● **Exercise details**
Scan the material below for the string "nhau", and copy every line where it shows up.

● **Working data**
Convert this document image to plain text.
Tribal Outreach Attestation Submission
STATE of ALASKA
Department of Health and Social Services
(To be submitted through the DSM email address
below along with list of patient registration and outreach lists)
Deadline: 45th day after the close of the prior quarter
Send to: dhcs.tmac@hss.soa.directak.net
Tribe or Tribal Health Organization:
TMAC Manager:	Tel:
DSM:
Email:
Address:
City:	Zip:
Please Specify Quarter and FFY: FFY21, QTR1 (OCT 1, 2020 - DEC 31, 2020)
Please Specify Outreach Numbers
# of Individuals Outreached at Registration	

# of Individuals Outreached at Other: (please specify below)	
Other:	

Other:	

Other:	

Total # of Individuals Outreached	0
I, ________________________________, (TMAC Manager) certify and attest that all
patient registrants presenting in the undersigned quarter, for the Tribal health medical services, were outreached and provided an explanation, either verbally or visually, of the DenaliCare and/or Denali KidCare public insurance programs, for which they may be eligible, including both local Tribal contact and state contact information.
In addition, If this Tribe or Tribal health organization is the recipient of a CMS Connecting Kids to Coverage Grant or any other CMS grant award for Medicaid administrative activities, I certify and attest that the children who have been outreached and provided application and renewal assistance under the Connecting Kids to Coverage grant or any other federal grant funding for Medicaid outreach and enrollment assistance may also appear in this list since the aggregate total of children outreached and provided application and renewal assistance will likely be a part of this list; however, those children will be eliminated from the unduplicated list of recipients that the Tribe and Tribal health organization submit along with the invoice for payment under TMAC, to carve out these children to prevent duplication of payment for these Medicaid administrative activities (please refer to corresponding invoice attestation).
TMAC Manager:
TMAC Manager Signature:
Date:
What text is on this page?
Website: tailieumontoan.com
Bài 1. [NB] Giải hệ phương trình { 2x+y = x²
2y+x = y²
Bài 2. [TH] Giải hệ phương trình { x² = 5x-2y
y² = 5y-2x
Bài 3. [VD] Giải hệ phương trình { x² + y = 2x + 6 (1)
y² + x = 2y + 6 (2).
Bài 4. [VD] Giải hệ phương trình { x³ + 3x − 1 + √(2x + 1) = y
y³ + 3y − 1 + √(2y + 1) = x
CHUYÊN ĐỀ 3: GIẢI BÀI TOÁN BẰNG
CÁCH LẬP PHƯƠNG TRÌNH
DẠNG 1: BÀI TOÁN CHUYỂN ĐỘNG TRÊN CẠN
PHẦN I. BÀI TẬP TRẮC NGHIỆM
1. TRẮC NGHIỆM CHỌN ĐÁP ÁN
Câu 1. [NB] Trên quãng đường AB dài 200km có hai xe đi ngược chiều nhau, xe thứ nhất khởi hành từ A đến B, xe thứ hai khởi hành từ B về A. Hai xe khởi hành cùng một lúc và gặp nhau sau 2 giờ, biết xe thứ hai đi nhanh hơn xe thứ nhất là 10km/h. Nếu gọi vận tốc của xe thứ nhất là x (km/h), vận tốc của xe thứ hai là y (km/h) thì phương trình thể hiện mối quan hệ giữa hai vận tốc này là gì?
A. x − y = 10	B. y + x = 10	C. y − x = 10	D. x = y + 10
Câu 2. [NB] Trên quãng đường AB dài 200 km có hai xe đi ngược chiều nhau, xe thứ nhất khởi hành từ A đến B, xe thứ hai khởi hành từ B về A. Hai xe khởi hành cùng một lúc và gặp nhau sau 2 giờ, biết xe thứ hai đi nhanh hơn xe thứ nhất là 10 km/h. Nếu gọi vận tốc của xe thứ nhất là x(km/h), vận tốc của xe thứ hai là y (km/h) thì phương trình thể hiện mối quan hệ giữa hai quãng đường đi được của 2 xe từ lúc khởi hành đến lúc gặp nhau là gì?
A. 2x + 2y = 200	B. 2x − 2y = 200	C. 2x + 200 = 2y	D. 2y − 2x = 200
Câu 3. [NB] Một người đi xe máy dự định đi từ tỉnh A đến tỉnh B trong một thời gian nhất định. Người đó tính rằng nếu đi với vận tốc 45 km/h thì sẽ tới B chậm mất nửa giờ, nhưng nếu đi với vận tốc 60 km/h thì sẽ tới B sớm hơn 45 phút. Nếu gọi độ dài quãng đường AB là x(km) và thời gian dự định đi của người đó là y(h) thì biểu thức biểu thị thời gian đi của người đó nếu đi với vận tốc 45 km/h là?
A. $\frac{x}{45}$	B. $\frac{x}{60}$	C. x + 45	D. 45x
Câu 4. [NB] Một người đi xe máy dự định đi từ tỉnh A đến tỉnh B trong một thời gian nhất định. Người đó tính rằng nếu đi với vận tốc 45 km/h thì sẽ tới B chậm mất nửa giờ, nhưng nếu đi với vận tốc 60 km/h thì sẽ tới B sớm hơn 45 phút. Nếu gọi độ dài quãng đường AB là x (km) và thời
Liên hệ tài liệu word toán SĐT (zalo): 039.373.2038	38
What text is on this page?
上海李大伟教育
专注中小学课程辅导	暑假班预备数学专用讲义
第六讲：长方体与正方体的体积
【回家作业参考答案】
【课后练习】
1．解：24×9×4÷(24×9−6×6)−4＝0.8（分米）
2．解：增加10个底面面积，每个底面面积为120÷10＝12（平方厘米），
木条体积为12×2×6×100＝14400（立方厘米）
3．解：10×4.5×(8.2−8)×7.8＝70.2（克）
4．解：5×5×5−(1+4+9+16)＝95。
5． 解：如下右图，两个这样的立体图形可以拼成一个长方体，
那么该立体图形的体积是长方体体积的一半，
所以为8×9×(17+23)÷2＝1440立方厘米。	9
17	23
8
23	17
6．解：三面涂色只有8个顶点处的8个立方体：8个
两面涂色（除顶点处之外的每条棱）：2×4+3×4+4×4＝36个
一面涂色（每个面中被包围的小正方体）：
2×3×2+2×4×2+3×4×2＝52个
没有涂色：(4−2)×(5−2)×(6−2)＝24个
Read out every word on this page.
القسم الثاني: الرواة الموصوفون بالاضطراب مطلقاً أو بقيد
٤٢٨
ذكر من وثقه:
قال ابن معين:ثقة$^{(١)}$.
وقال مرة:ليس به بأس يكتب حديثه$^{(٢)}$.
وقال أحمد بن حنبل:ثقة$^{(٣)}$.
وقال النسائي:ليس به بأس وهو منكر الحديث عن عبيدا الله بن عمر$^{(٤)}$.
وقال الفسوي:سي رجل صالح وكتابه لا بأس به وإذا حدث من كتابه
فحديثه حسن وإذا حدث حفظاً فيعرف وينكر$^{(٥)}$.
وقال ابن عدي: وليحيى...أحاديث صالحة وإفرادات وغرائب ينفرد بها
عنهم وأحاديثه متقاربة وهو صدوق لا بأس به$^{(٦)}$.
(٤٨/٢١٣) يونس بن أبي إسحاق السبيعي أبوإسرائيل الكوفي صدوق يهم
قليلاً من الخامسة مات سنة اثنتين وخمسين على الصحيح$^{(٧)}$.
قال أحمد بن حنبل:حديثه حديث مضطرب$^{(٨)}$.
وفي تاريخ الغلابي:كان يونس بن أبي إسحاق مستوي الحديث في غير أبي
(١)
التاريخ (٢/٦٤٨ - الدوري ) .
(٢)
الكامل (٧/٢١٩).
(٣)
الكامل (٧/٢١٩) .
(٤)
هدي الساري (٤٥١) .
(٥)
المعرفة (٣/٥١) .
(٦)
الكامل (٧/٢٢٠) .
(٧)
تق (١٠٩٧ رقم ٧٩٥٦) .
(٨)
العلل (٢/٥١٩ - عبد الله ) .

● **Task output**
Câu 1. [NB] Trên quãng đường AB dài 200km có hai xe đi ngược chiều nhau, xe thứ nhất khởi hành từ A đến B, xe thứ hai khởi hành từ B về A. Hai xe khởi hành cùng một lúc và gặp nhau sau 2 giờ, biết xe thứ hai đi nhanh hơn xe thứ nhất là 10km/h. Nếu gọi vận tốc của xe thứ nhất là x (km/h), vận tốc của xe thứ hai là y (km/h) thì phương trình thể hiện mối quan hệ giữa hai vận tốc này là gì?
Câu 2. [NB] Trên quãng đường AB dài 200 km có hai xe đi ngược chiều nhau, xe thứ nhất khởi hành từ A đến B, xe thứ hai khởi hành từ B về A. Hai xe khởi hành cùng một lúc và gặp nhau sau 2 giờ, biết xe thứ hai đi nhanh hơn xe thứ nhất là 10 km/h. Nếu gọi vận tốc của xe thứ nhất là x(km/h), vận tốc của xe thứ hai là y (km/h) thì phương trình thể hiện mối quan hệ giữa hai quãng đường đi được của 2 xe từ lúc khởi hành đến lúc gặp nhau là gì?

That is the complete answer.